#### Text shown:

○ ○ ○

205. So it is like tied aid?
(Mr Bloomer) Yes.
206. A similar situation, so is anyone actually
saying that the ACP countries should not be allowed to import
the component parts for a microwave oven, say, from anywhere and
they should not have a tariff? What is the European Union saying,
the Commission?
(Mr Bloomer) In terms of what is being said in
the European Union, it is that the least developed countries,
that sacrosanct category, will be given more flexible rules of
origin but the non least developed countries will not be provided-
or, it is being talked about in those terms, because obviously
it is still early stages of the debate. The president of the World
Trade Organisation has asked and the European Union has I think
demonstrated a very welcome commitment to providing no tariffs
and flexible rules of origin for the least developed countries,
and not just in the ACP group but also the other nine that are
outside the ACP group, and that is very, very welcome. What we
come back to is, is the least developed country category adequate?
It misses out entirely the Caribbean, for instance, it leaves
those out, and therefore their ability, for instance, to begin
to manufacture in the Caribbean products for the European Union
is very curtailed.
Mr Rowe
207. That leads on directly to the next
question, which is that paradoxically, as I understand it, that
some of the Lomé preferences are not actually exploited
to the full because of supply side constraints which I suppose
in non-jargon terms means creating goods of a standard which anybody
wants to buy. What sort of trade development measures should the
ACP countries be helped to create to overcome that difficulty?

○ ○ ○

#### Supplied information:
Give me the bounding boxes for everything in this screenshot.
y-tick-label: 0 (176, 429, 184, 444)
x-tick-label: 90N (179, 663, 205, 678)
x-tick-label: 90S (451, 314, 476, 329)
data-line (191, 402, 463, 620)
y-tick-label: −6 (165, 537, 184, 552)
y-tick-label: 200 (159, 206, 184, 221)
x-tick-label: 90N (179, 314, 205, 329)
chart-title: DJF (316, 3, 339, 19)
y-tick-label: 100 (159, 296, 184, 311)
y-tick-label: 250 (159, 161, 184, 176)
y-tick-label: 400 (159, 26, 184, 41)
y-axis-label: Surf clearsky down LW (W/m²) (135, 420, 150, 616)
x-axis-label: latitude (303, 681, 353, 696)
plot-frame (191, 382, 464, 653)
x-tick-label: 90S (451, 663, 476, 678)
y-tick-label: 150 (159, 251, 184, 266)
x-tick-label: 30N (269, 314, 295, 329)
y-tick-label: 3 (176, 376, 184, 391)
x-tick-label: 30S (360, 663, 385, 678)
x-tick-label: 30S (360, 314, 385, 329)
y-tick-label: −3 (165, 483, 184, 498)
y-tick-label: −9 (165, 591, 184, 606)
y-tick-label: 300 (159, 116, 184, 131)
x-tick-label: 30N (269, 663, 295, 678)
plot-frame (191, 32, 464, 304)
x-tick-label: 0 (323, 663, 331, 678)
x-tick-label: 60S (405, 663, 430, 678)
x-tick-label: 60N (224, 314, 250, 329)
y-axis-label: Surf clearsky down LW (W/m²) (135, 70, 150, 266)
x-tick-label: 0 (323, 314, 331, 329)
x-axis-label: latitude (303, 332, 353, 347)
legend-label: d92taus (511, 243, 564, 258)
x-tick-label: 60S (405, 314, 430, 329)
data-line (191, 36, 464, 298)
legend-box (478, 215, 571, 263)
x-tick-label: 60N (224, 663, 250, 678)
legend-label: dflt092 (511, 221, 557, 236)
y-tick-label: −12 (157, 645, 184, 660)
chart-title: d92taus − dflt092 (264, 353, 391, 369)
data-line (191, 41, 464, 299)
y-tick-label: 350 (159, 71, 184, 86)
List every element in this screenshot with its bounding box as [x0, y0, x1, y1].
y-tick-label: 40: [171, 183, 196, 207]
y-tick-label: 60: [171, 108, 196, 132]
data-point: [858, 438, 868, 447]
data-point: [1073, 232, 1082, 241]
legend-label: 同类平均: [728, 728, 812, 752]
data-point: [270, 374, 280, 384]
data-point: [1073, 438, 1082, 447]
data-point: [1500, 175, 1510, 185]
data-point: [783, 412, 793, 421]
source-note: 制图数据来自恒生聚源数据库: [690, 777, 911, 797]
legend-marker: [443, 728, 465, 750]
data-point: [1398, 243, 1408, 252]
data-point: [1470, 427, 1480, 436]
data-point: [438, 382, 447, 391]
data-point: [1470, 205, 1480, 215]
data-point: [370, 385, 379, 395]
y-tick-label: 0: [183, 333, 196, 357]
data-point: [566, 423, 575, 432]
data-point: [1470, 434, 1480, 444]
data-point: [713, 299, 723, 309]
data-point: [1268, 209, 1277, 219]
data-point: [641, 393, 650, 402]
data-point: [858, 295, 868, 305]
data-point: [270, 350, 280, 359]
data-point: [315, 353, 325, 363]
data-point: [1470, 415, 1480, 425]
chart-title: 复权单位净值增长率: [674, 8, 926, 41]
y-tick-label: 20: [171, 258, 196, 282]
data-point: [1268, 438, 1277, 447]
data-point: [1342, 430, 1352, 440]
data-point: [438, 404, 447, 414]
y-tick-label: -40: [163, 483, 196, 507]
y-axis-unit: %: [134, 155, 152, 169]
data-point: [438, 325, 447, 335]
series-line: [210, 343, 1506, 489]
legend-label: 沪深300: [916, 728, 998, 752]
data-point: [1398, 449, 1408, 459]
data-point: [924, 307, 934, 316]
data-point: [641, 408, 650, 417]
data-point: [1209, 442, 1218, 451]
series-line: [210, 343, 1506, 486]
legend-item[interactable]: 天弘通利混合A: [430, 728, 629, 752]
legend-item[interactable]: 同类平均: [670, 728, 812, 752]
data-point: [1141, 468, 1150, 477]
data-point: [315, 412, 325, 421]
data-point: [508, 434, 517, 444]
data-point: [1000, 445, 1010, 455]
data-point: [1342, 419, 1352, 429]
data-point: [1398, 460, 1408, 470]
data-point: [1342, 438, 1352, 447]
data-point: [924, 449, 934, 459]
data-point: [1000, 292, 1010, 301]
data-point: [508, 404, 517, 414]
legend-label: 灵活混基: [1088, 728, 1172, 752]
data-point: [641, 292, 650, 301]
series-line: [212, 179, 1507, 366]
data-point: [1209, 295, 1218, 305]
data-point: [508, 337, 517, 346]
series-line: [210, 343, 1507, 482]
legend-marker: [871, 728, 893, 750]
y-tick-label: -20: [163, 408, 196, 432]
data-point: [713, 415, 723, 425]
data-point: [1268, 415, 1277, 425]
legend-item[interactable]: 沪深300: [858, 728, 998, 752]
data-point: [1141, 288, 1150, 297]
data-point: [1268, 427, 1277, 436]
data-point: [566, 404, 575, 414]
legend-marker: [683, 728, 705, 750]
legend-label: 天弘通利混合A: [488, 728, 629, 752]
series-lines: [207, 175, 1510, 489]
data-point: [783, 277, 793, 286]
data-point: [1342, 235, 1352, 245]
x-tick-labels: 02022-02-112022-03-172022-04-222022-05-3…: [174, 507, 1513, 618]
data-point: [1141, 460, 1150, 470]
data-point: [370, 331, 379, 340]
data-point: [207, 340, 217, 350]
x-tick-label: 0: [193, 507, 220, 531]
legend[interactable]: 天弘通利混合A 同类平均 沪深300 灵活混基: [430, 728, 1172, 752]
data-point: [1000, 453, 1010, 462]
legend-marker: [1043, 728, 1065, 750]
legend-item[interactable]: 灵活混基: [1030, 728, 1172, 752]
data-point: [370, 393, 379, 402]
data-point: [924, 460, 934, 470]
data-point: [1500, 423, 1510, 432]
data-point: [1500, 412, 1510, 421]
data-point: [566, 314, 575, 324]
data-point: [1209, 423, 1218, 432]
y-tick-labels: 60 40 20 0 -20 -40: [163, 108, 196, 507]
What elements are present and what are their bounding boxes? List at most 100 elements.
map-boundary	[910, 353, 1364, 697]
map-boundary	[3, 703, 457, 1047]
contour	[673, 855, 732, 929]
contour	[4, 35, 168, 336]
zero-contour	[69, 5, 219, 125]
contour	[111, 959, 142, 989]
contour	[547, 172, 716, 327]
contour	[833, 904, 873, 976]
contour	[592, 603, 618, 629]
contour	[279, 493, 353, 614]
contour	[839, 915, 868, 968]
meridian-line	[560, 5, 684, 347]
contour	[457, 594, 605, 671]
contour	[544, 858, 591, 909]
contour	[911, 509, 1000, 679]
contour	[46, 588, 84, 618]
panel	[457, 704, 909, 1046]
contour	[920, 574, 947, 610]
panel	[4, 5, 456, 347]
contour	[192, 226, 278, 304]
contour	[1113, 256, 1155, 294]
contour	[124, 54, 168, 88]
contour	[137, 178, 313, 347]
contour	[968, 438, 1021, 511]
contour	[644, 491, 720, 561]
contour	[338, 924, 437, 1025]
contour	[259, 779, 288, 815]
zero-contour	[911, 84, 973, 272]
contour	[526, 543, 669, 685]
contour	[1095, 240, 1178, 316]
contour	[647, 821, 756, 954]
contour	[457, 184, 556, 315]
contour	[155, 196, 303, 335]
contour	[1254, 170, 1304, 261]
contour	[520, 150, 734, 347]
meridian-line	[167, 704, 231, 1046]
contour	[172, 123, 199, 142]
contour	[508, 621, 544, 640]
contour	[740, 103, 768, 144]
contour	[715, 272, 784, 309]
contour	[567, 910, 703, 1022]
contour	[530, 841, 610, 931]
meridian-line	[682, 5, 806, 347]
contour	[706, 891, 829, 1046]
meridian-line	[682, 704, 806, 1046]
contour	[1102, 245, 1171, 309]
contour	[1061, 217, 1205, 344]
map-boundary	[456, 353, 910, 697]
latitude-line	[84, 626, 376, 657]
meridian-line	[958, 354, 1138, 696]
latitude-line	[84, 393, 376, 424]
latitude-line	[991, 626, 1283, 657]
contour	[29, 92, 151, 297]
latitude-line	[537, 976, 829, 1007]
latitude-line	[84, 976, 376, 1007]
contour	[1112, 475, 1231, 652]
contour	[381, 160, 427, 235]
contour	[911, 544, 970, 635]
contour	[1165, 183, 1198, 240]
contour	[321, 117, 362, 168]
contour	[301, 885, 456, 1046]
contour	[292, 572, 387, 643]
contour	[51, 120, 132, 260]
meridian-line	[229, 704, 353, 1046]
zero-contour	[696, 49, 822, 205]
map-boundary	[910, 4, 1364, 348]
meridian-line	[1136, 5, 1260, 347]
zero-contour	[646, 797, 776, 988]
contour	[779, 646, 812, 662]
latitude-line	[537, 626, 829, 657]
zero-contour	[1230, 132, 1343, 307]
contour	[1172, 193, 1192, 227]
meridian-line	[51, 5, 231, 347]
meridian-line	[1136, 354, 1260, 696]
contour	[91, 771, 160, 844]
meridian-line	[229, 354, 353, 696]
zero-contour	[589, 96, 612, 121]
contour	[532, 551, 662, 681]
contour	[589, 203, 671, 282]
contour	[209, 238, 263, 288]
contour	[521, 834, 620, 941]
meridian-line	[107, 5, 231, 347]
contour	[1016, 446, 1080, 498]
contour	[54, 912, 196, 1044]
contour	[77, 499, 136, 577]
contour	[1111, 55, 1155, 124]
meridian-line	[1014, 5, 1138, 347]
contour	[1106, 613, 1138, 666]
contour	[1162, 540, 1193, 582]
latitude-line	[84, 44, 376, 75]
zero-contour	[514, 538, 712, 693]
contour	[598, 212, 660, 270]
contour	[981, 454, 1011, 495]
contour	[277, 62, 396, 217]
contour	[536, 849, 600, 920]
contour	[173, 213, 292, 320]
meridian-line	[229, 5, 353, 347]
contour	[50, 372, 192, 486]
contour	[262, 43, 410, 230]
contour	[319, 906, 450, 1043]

○ ○ ○

#### What to work on:
1. In the committee testimony, which region does Mr Bloomer say the least developed country category misses out entirely?
2. Write out as a numbered list the part of the records that opens with their first line and closes with the line containing "plot-frame (191, 382, 464, 653)", including both of those lines and omitting blank lines.

#### Completed exercise:
1. It misses out the Caribbean.

2.
1. Give me the bounding boxes for everything in this screenshot.
2. y-tick-label: 0 (176, 429, 184, 444)
3. x-tick-label: 90N (179, 663, 205, 678)
4. x-tick-label: 90S (451, 314, 476, 329)
5. data-line (191, 402, 463, 620)
6. y-tick-label: −6 (165, 537, 184, 552)
7. y-tick-label: 200 (159, 206, 184, 221)
8. x-tick-label: 90N (179, 314, 205, 329)
9. chart-title: DJF (316, 3, 339, 19)
10. y-tick-label: 100 (159, 296, 184, 311)
11. y-tick-label: 250 (159, 161, 184, 176)
12. y-tick-label: 400 (159, 26, 184, 41)
13. y-axis-label: Surf clearsky down LW (W/m²) (135, 420, 150, 616)
14. x-axis-label: latitude (303, 681, 353, 696)
15. plot-frame (191, 382, 464, 653)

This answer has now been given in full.